Given task - Write out the records again, exactly, leaving none out.

Available data -
____

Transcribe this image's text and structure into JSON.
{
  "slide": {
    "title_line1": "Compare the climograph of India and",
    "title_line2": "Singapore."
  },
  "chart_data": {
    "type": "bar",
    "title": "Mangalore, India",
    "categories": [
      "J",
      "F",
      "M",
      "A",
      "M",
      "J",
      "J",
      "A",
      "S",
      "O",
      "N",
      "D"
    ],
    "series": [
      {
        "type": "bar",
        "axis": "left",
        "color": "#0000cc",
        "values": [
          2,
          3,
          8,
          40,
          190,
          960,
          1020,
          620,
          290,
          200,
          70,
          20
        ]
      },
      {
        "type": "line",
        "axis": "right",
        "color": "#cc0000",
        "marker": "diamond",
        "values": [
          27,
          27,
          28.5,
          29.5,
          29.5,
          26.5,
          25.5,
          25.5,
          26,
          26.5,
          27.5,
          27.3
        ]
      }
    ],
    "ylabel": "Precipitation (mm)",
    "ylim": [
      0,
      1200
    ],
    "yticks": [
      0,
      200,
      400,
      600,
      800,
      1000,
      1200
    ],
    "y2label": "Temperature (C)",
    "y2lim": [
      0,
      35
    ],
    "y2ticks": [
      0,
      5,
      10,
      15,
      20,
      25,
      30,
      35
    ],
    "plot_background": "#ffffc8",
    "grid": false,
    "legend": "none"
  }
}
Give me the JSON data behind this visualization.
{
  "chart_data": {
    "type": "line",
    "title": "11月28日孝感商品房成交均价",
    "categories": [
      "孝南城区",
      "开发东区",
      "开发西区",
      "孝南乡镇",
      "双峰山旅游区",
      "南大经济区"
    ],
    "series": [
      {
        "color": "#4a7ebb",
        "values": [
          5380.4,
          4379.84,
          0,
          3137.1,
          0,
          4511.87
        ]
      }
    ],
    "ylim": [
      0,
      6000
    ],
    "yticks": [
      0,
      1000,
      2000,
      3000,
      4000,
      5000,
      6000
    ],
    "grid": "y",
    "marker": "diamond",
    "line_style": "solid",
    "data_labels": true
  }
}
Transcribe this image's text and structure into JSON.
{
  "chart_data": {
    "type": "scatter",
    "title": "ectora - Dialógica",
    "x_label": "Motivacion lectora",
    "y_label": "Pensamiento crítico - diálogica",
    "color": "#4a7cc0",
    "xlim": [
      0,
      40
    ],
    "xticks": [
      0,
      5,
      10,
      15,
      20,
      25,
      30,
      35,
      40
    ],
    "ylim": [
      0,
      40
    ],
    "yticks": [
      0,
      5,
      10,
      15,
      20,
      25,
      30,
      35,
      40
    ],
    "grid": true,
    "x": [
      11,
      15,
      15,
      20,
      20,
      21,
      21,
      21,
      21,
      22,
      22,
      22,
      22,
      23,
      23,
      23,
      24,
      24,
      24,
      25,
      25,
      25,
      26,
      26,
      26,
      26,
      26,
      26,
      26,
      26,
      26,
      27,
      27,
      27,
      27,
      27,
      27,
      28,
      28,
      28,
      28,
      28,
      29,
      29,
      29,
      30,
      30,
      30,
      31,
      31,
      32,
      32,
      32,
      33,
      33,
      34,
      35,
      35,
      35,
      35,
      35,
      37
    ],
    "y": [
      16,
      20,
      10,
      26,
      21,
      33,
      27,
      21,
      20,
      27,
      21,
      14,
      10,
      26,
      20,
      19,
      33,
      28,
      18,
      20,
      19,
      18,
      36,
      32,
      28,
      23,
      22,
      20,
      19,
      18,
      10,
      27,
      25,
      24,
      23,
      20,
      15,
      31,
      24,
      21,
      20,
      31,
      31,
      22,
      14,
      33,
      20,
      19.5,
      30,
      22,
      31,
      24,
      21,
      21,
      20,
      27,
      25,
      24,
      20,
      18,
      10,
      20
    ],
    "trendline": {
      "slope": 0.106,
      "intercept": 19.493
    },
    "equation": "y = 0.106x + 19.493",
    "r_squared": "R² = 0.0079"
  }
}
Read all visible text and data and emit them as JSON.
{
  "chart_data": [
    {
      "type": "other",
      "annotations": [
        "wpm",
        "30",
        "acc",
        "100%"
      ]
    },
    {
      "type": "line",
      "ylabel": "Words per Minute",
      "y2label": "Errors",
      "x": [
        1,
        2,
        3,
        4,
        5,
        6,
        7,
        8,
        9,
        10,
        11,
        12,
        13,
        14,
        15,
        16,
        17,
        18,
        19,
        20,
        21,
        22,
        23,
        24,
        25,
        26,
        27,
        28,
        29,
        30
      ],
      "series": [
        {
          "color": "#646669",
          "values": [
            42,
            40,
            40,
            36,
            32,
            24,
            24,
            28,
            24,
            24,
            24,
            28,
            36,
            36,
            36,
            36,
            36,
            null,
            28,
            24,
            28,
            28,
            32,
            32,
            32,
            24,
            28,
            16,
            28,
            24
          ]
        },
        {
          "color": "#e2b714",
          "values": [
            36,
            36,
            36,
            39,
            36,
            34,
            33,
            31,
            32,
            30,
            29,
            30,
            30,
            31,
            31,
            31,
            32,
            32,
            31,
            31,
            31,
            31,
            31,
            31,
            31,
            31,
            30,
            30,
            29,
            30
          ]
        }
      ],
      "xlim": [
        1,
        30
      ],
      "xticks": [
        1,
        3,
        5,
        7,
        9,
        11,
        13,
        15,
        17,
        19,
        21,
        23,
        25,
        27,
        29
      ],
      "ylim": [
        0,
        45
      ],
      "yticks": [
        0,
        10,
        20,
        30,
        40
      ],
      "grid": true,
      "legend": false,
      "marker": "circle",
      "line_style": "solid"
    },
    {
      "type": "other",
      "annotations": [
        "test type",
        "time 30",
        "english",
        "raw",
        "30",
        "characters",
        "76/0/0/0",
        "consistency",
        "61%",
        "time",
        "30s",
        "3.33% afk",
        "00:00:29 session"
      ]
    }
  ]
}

____

Full answer -
Transcribe this image's text and structure into JSON.
{
  "slide": {
    "title_line1": "Compare the climograph of India and",
    "title_line2": "Singapore."
  },
  "chart_data": {
    "type": "bar",
    "title": "Mangalore, India",
    "categories": [
      "J",
      "F",
      "M",
      "A",
      "M",
      "J",
      "J",
      "A",
      "S",
      "O",
      "N",
      "D"
    ],
    "series": [
      {
        "type": "bar",
        "axis": "left",
        "color": "#0000cc",
        "values": [
          2,
          3,
          8,
          40,
          190,
          960,
          1020,
          620,
          290,
          200,
          70,
          20
        ]
      },
      {
        "type": "line",
        "axis": "right",
        "color": "#cc0000",
        "marker": "diamond",
        "values": [
          27,
          27,
          28.5,
          29.5,
          29.5,
          26.5,
          25.5,
          25.5,
          26,
          26.5,
          27.5,
          27.3
        ]
      }
    ],
    "ylabel": "Precipitation (mm)",
    "ylim": [
      0,
      1200
    ],
    "yticks": [
      0,
      200,
      400,
      600,
      800,
      1000,
      1200
    ],
    "y2label": "Temperature (C)",
    "y2lim": [
      0,
      35
    ],
    "y2ticks": [
      0,
      5,
      10,
      15,
      20,
      25,
      30,
      35
    ],
    "plot_background": "#ffffc8",
    "grid": false,
    "legend": "none"
  }
}
Give me the JSON data behind this visualization.
{
  "chart_data": {
    "type": "line",
    "title": "11月28日孝感商品房成交均价",
    "categories": [
      "孝南城区",
      "开发东区",
      "开发西区",
      "孝南乡镇",
      "双峰山旅游区",
      "南大经济区"
    ],
    "series": [
      {
        "color": "#4a7ebb",
        "values": [
          5380.4,
          4379.84,
          0,
          3137.1,
          0,
          4511.87
        ]
      }
    ],
    "ylim": [
      0,
      6000
    ],
    "yticks": [
      0,
      1000,
      2000,
      3000,
      4000,
      5000,
      6000
    ],
    "grid": "y",
    "marker": "diamond",
    "line_style": "solid",
    "data_labels": true
  }
}
Transcribe this image's text and structure into JSON.
{
  "chart_data": {
    "type": "scatter",
    "title": "ectora - Dialógica",
    "x_label": "Motivacion lectora",
    "y_label": "Pensamiento crítico - diálogica",
    "color": "#4a7cc0",
    "xlim": [
      0,
      40
    ],
    "xticks": [
      0,
      5,
      10,
      15,
      20,
      25,
      30,
      35,
      40
    ],
    "ylim": [
      0,
      40
    ],
    "yticks": [
      0,
      5,
      10,
      15,
      20,
      25,
      30,
      35,
      40
    ],
    "grid": true,
    "x": [
      11,
      15,
      15,
      20,
      20,
      21,
      21,
      21,
      21,
      22,
      22,
      22,
      22,
      23,
      23,
      23,
      24,
      24,
      24,
      25,
      25,
      25,
      26,
      26,
      26,
      26,
      26,
      26,
      26,
      26,
      26,
      27,
      27,
      27,
      27,
      27,
      27,
      28,
      28,
      28,
      28,
      28,
      29,
      29,
      29,
      30,
      30,
      30,
      31,
      31,
      32,
      32,
      32,
      33,
      33,
      34,
      35,
      35,
      35,
      35,
      35,
      37
    ],
    "y": [
      16,
      20,
      10,
      26,
      21,
      33,
      27,
      21,
      20,
      27,
      21,
      14,
      10,
      26,
      20,
      19,
      33,
      28,
      18,
      20,
      19,
      18,
      36,
      32,
      28,
      23,
      22,
      20,
      19,
      18,
      10,
      27,
      25,
      24,
      23,
      20,
      15,
      31,
      24,
      21,
      20,
      31,
      31,
      22,
      14,
      33,
      20,
      19.5,
      30,
      22,
      31,
      24,
      21,
      21,
      20,
      27,
      25,
      24,
      20,
      18,
      10,
      20
    ],
    "trendline": {
      "slope": 0.106,
      "intercept": 19.493
    },
    "equation": "y = 0.106x + 19.493",
    "r_squared": "R² = 0.0079"
  }
}
Read all visible text and data and emit them as JSON.
{
  "chart_data": [
    {
      "type": "other",
      "annotations": [
        "wpm",
        "30",
        "acc",
        "100%"
      ]
    },
    {
      "type": "line",
      "ylabel": "Words per Minute",
      "y2label": "Errors",
      "x": [
        1,
        2,
        3,
        4,
        5,
        6,
        7,
        8,
        9,
        10,
        11,
        12,
        13,
        14,
        15,
        16,
        17,
        18,
        19,
        20,
        21,
        22,
        23,
        24,
        25,
        26,
        27,
        28,
        29,
        30
      ],
      "series": [
        {
          "color": "#646669",
          "values": [
            42,
            40,
            40,
            36,
            32,
            24,
            24,
            28,
            24,
            24,
            24,
            28,
            36,
            36,
            36,
            36,
            36,
            null,
            28,
            24,
            28,
            28,
            32,
            32,
            32,
            24,
            28,
            16,
            28,
            24
          ]
        },
        {
          "color": "#e2b714",
          "values": [
            36,
            36,
            36,
            39,
            36,
            34,
            33,
            31,
            32,
            30,
            29,
            30,
            30,
            31,
            31,
            31,
            32,
            32,
            31,
            31,
            31,
            31,
            31,
            31,
            31,
            31,
            30,
            30,
            29,
            30
          ]
        }
      ],
      "xlim": [
        1,
        30
      ],
      "xticks": [
        1,
        3,
        5,
        7,
        9,
        11,
        13,
        15,
        17,
        19,
        21,
        23,
        25,
        27,
        29
      ],
      "ylim": [
        0,
        45
      ],
      "yticks": [
        0,
        10,
        20,
        30,
        40
      ],
      "grid": true,
      "legend": false,
      "marker": "circle",
      "line_style": "solid"
    },
    {
      "type": "other",
      "annotations": [
        "test type",
        "time 30",
        "english",
        "raw",
        "30",
        "characters",
        "76/0/0/0",
        "consistency",
        "61%",
        "time",
        "30s",
        "3.33% afk",
        "00:00:29 session"
      ]
    }
  ]
}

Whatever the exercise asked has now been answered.